Throughout his career, he and his wife Nicole have traveled the globe researching ways to turn garbage into clean energy.

Now, on the eve of his political retirement, the affable Conservative MP from Red Deer, Alta., has won a small victory.

When the government released its detailed framework for regulating industrial greenhouse-gas emissions, it also announced that environmental projects would be able to earn carbon credits. Those credits could then be sold to companies who need them to comply with the regulations.

In time, the government's move will open up an entirely new market in the country for individuals, businesses or municipalities to make money by reducing emissions.

These projects could include large tree-planting operations or new solar power plants. But prominent among the government's examples of qualifying projects are efforts to turn garbage into clean electricity - the very subject of the Mills' obsession.

"I think he was quite excited about it," said Nicole Mills, who started touring the world's dumps with her husband 28 years ago, studying each new twist in the emerging technology. "He's been working on this for years and years and flippin' years."

A pilot gasification plant has been built in Ottawa that uses extreme heat to break down garbage into a clean gas that is then used to create electricity in a similar way to natural gas. The technology is seen as a low-emission option to avoid landfills and produce electricity without mining fossil fuels.

The company behind the project has plans to build another in the Mills' hometown of Red Deer. The MP hopes the extra carbon credit incentive will see traditional landfills become a thing of the past.

"Our biggest city dumps its garbage in a landfill, when they should be gasifying it and producing electricity," Mr. Mills said.
··········
_REQUIREMENT_.
Pick up the article about the Red Deer MP and turning garbage into clean energy where it stops, continuing after its last sentence. The listing that comes next has no connection to the article.

Dataset items:
··········
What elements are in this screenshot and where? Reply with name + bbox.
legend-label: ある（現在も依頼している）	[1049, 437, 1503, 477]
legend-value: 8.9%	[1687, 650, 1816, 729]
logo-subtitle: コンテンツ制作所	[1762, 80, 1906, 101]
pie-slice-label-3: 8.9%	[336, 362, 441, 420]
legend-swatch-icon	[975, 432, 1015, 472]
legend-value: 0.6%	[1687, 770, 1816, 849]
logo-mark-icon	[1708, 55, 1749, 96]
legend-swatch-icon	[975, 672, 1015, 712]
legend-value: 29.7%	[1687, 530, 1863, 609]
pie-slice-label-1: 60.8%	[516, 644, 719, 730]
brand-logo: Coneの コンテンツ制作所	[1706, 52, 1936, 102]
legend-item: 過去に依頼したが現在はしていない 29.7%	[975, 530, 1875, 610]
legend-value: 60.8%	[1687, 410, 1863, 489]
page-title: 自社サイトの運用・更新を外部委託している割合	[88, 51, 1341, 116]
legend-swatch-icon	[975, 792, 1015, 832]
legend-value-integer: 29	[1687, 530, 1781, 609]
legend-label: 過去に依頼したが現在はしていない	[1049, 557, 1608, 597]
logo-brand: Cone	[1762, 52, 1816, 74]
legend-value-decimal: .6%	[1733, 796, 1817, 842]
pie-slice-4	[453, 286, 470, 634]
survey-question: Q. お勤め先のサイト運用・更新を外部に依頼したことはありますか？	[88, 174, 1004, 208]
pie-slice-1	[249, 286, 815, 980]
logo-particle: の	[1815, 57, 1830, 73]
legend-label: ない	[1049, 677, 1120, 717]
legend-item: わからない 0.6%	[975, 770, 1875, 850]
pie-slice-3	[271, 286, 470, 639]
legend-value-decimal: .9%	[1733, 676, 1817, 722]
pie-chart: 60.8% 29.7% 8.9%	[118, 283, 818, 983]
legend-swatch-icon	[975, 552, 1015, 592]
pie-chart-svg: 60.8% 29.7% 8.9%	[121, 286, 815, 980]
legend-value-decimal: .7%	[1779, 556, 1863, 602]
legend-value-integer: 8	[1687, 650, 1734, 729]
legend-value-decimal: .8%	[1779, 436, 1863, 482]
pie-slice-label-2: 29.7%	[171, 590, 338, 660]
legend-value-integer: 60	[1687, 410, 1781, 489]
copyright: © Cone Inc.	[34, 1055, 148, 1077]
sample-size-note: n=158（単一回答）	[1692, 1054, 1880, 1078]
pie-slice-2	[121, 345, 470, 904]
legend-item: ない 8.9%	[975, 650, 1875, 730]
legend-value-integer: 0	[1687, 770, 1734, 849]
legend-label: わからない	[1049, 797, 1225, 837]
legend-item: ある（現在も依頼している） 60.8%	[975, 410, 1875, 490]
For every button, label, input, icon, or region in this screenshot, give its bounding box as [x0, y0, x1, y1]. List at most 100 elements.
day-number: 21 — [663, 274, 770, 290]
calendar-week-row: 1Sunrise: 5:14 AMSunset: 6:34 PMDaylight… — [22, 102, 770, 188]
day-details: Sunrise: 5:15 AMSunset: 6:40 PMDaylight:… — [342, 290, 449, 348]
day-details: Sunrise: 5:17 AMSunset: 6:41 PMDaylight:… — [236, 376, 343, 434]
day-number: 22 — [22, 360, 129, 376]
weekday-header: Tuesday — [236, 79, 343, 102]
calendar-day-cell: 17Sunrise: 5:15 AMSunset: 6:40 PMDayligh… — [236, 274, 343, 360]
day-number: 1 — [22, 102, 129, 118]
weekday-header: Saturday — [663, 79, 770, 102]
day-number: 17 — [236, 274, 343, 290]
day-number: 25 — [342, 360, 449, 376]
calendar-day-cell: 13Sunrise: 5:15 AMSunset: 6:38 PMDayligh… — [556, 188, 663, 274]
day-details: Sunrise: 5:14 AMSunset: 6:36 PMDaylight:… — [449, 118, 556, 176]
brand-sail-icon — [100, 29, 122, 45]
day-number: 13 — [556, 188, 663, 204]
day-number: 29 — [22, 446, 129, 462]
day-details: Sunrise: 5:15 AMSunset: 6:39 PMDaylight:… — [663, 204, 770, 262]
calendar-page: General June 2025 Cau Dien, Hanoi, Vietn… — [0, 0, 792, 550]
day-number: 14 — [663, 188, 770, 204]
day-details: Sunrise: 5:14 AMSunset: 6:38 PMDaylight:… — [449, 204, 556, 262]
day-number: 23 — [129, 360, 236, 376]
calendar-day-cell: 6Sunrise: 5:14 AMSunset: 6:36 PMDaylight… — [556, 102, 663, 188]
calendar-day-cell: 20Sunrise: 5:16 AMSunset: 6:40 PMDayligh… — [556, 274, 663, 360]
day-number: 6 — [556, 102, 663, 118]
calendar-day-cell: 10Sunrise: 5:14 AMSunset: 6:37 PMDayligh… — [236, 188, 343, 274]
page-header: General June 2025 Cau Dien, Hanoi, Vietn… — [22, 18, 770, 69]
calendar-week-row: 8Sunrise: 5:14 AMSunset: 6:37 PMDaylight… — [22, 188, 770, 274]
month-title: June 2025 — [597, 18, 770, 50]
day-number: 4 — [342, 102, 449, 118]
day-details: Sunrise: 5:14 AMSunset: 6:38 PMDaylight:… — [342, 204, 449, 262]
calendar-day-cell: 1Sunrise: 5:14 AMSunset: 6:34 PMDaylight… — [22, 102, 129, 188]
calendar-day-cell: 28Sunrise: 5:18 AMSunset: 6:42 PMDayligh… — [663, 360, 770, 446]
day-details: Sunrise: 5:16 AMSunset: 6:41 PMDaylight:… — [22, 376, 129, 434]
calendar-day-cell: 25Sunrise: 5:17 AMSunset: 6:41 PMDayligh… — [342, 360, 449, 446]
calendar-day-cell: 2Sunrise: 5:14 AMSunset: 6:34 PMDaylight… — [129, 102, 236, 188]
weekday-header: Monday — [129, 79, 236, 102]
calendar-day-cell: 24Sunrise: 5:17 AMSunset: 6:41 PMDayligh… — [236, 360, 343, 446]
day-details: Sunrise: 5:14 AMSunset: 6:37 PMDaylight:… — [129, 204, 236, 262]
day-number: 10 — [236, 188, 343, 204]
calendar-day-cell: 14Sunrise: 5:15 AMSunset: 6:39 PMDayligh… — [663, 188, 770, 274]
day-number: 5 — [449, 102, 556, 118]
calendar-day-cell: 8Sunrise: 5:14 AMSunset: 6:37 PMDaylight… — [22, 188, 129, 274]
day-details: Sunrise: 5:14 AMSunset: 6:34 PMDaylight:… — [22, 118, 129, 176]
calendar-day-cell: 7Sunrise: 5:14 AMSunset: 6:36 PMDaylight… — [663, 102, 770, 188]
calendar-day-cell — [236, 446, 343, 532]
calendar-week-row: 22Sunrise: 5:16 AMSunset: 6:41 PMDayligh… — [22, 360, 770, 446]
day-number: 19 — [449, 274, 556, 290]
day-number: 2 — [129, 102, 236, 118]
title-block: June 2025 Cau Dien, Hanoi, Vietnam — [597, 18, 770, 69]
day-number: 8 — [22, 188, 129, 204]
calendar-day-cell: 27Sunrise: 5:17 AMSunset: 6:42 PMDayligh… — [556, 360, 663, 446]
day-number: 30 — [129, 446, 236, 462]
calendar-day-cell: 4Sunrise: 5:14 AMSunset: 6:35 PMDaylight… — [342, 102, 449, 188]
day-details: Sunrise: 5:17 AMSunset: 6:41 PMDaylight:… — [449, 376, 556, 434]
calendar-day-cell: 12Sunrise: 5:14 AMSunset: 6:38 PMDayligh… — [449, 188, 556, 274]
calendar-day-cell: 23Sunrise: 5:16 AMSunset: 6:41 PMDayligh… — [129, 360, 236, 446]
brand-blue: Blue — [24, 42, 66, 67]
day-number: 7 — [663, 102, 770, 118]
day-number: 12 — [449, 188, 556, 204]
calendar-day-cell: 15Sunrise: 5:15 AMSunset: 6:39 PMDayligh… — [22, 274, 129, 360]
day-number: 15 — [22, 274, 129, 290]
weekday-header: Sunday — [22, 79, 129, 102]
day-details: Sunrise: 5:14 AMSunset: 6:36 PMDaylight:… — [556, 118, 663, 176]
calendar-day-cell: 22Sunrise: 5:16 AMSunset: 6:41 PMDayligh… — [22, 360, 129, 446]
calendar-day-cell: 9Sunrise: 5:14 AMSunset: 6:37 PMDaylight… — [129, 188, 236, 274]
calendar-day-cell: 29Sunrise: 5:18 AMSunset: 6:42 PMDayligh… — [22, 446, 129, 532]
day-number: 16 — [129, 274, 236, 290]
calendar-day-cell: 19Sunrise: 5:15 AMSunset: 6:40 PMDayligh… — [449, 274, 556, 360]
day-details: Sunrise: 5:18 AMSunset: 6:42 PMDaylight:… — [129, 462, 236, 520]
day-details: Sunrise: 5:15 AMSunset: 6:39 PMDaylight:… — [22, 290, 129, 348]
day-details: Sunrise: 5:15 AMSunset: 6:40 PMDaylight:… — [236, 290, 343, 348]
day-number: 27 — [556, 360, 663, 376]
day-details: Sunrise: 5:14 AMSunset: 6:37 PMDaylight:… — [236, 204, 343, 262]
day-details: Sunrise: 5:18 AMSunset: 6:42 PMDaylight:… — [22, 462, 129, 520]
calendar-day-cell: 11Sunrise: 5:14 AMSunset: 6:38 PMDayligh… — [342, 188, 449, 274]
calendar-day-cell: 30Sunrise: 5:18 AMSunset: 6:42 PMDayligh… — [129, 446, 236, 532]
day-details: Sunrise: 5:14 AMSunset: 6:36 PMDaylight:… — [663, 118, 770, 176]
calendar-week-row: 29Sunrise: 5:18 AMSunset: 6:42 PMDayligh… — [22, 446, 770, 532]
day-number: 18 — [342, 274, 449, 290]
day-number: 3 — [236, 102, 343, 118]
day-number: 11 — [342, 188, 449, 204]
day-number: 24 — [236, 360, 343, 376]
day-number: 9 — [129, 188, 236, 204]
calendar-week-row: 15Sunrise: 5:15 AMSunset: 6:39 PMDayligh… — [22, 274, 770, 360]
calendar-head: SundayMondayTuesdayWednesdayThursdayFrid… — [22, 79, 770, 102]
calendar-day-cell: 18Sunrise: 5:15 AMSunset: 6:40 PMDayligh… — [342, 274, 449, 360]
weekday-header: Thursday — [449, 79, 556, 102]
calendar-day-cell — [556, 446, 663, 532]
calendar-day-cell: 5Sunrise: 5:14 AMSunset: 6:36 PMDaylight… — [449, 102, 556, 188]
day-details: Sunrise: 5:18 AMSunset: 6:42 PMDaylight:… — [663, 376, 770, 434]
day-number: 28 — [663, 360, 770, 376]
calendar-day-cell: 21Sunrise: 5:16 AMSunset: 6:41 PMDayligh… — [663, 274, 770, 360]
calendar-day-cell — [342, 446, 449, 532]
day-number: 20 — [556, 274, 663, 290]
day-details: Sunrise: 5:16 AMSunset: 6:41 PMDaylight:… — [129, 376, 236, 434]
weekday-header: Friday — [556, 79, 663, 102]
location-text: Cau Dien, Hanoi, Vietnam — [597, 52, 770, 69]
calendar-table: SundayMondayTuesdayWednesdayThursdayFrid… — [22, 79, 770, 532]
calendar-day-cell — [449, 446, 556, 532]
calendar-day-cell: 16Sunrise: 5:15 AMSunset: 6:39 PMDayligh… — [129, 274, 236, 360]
··········
_FINAL RESULT_.
"It's sort of like when we talk about Canada and dumping raw sewage into the ocean and everybody just shudders that an industrialized country would do that. I think garbage is the same. Putting it in a landfill, where it can seep into your aquifers and release into your air, is just as bad as dumping sewage into an ocean or a river."

Mr. Mills announced this month that he won't run in the next election, bringing an end to a 15-year political career. As the environment critic for the Official Opposition from 2001 to 2006, Mr. Mills took a lot of heat for criticizing the Kyoto Protocol on greenhouse gases. Mr. Mills insisted throughout that he believed global warming was a serious issue, but felt Kyoto was too flawed to make a difference.

Environmentalist Aaron Freeman, a long-time follower of the House of Commons environment committee that Mr. Mills now chairs, said the MP's collaborative style has earned him the respect of those who may disagree with his political views.

"He's certainly one of the most enlightened MPs in the caucus on the environment and has been for a long time," Mr. Freeman said. "He was always operating out of a place of integrity. I had all kinds of disagreements with his views, but I never questioned that he was operating out of principle."

As for the Mills' foreign travels, the couple has visited dump sites throughout North America as well as Denmark, Spain and a quick tour last Christmas while in Maui.

"She puts up with it because she gets to go somewhere different," Mr. Mills said. "Denmark was the worst, because I promised her that the shopping would be interesting and we never got back to our hotel before nine o'clock any night ... So yeah, she's a long-suffering garbage tour person."

Interviewed later by phone, Ms. Mills acknowledged she now shares her husband's excitement in the possibilities of garbage - but the first visits were a challenge.

"The odours would get to you and it was pretty bad," she said. "But in the last few years that we've been doing this - when we were in Barcelona for instance and we went to the landfill site there - well I mean, it was so clean that there was little if any odour. And that to me is what was the most amazing of all of the garbage facilities that we've gone to see."